Exercise directions: Check every line below for the word "JSON" and copy each one that has it.

The input:

:::::

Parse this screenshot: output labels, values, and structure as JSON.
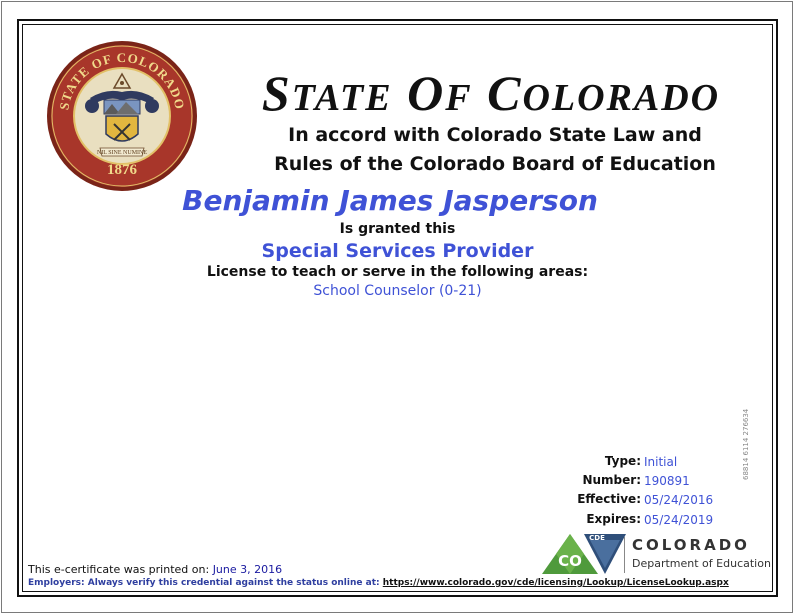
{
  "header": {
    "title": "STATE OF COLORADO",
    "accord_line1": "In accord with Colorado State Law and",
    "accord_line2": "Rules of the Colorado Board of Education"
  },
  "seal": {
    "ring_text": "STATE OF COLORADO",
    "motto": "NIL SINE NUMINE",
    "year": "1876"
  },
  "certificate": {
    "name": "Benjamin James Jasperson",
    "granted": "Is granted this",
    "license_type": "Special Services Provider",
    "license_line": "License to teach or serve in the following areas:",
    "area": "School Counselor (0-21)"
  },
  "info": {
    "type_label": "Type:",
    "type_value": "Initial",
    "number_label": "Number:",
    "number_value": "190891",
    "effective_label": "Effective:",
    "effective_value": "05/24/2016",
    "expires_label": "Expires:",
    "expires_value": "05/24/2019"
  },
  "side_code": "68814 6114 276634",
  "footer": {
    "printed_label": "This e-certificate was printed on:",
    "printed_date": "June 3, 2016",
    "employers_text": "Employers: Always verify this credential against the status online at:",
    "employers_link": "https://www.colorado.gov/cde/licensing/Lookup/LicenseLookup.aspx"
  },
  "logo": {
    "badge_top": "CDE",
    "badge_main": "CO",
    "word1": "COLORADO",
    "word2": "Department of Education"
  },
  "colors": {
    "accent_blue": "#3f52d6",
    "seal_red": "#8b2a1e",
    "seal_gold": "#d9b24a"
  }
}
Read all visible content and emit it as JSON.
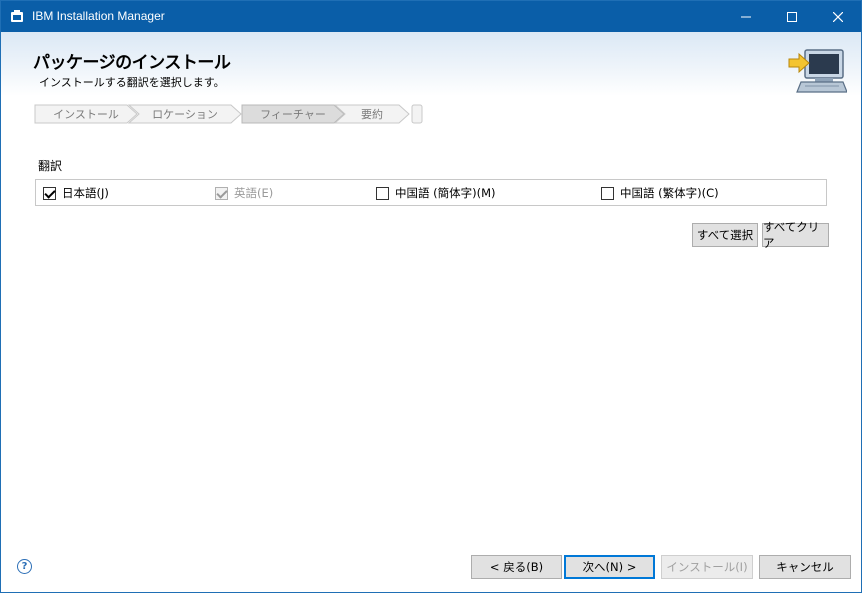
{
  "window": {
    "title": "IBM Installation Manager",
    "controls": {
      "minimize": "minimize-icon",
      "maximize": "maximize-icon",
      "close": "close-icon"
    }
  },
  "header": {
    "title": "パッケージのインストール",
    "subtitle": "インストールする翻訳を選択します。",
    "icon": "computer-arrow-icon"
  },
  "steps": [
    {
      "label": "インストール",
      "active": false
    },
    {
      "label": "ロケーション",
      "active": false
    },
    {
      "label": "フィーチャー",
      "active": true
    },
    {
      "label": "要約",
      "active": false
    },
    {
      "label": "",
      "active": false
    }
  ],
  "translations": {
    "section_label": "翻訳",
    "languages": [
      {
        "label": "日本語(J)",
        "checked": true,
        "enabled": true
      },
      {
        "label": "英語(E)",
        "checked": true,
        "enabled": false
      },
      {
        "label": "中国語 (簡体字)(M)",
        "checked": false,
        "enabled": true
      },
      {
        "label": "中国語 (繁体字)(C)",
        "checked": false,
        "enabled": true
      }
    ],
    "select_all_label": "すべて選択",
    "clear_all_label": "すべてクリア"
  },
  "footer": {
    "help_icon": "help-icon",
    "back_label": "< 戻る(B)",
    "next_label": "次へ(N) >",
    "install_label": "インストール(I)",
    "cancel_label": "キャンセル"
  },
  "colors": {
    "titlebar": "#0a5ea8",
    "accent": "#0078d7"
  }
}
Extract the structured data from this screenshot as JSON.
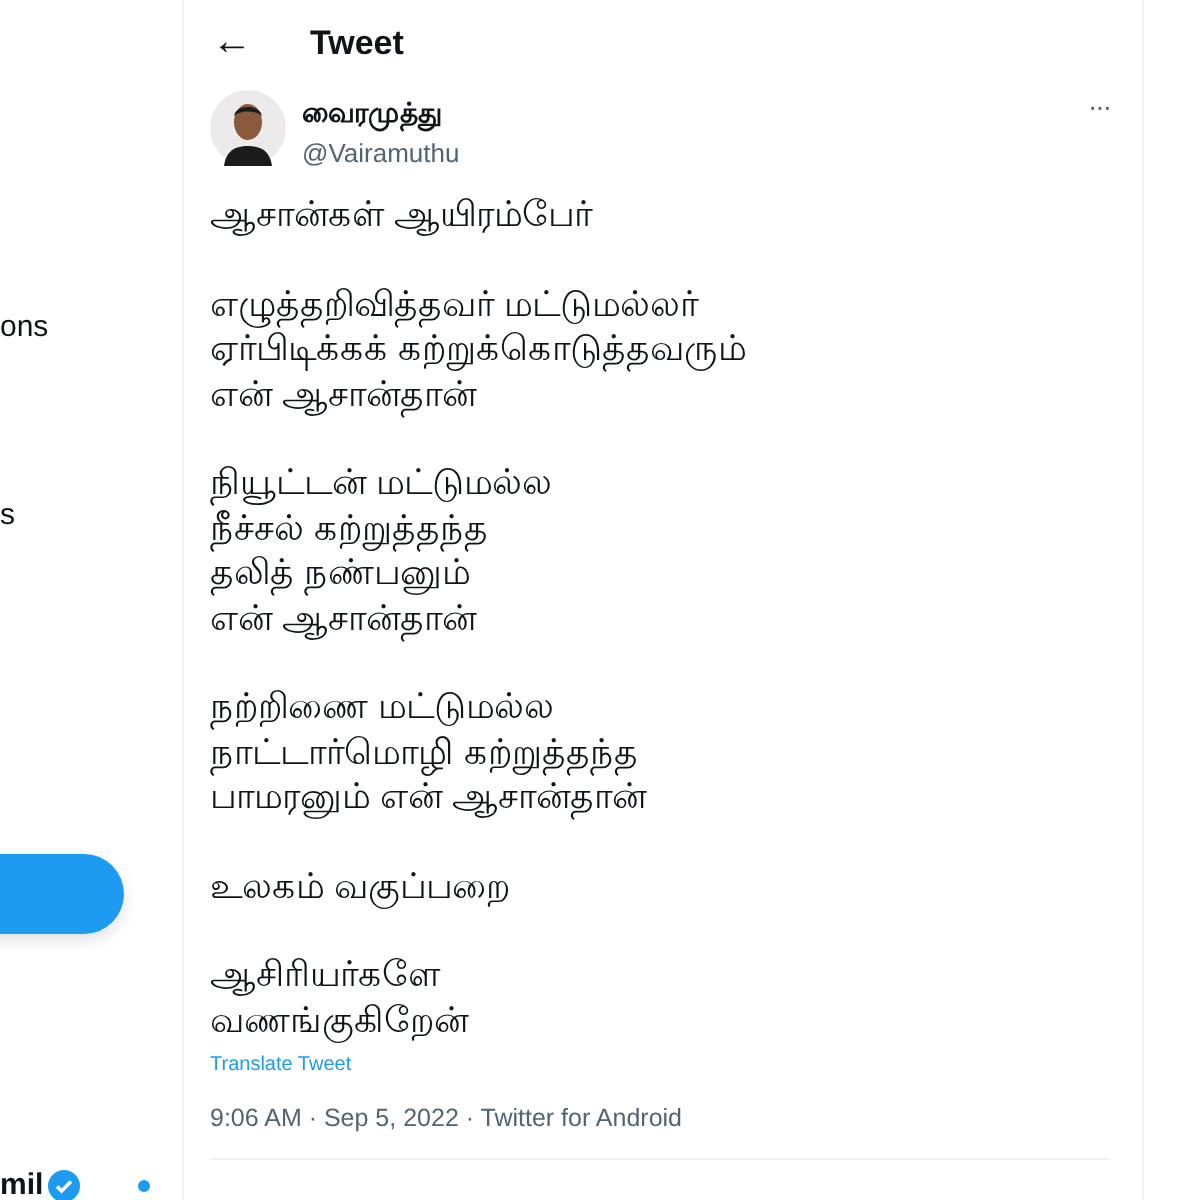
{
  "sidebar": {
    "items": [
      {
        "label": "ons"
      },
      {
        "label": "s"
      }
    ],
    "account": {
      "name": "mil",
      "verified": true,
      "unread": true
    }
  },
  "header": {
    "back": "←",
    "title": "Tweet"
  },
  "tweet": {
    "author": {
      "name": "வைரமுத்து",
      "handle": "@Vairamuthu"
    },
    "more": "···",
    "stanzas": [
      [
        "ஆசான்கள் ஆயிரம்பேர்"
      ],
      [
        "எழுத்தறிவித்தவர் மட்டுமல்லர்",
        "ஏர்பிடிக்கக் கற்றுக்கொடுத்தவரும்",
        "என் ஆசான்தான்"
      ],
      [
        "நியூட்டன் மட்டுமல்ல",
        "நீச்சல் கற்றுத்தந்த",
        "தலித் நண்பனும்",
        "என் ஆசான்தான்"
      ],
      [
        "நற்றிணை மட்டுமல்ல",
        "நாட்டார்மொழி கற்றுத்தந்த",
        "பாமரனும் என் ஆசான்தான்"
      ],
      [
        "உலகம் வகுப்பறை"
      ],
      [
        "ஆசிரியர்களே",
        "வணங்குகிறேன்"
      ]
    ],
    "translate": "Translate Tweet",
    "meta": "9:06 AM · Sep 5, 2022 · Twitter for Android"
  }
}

:::::

Task response:
Parse this screenshot: output labels, values, and structure as JSON.
Read all visible content and emit it as JSON.
Extract the structured data from this screenshot as JSON.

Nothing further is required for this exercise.